**Exercise objective:** Convert the entries, from their start through the line containing "The forward pivot axis 104 is at (391, 674)." inclusive, into a two-column CSV with the headers "description" and "locations", one row per entry. Put each field in quotation marks with its line breaks replaced by spaces, and leave the pictures out.

**Task input:**

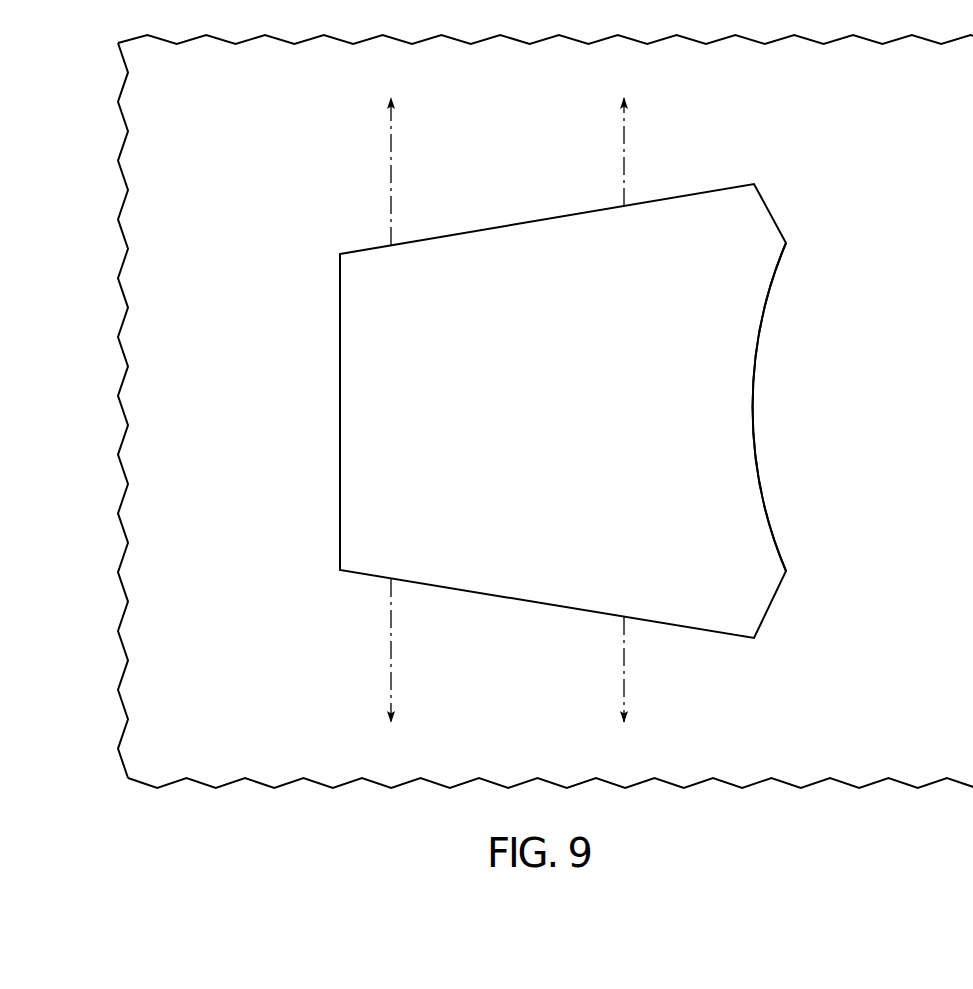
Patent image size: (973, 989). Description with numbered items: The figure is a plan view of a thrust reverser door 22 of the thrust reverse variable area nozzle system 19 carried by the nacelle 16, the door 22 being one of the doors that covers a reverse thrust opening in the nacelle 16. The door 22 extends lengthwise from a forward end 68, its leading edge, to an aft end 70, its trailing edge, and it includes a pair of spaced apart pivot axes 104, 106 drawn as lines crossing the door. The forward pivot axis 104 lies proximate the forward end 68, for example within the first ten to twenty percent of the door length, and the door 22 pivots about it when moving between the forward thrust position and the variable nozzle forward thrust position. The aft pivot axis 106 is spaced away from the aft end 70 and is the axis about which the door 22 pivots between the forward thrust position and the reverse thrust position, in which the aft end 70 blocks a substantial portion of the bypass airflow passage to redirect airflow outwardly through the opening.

The nacelle 16 is at (122, 175).
The thrust reverse variable area nozzle system 19 is at (878, 138).
The thrust reverser door 22 is at (711, 192).
The forward end 68 is at (340, 418).
The aft end 70 is at (752, 402).
The forward pivot axis 104 is at (391, 674).
The aft pivot axis 106 is at (624, 674).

**Exercise response:**
description,locations
"Patent image size: (973, 989). Description with numbered items: The figure is a plan view of a thrust reverser door 22 of the thrust reverse variable area nozzle system 19 carried by the nacelle 16, the door 22 being one of the doors that covers a reverse thrust opening in the nacelle 16. The door 22 extends lengthwise from a forward end 68, its leading edge, to an aft end 70, its trailing edge, and it includes a pair of spaced apart pivot axes 104, 106 drawn as lines crossing the door. The forward pivot axis 104 lies proximate the forward end 68, for example within the first ten to twenty percent of the door length, and the door 22 pivots about it when moving between the forward thrust position and the variable nozzle forward thrust position. The aft pivot axis 106 is spaced away from the aft end 70 and is the axis about which the door 22 pivots between the forward thrust position and the reverse thrust position, in which the aft end 70 blocks a substantial portion of the bypass airflow passage to redirect airflow outwardly through the opening.","The nacelle 16 is at (122, 175). The thrust reverse variable area nozzle system 19 is at (878, 138). The thrust reverser door 22 is at (711, 192). The forward end 68 is at (340, 418). The aft end 70 is at (752, 402). The forward pivot axis 104 is at (391, 674)."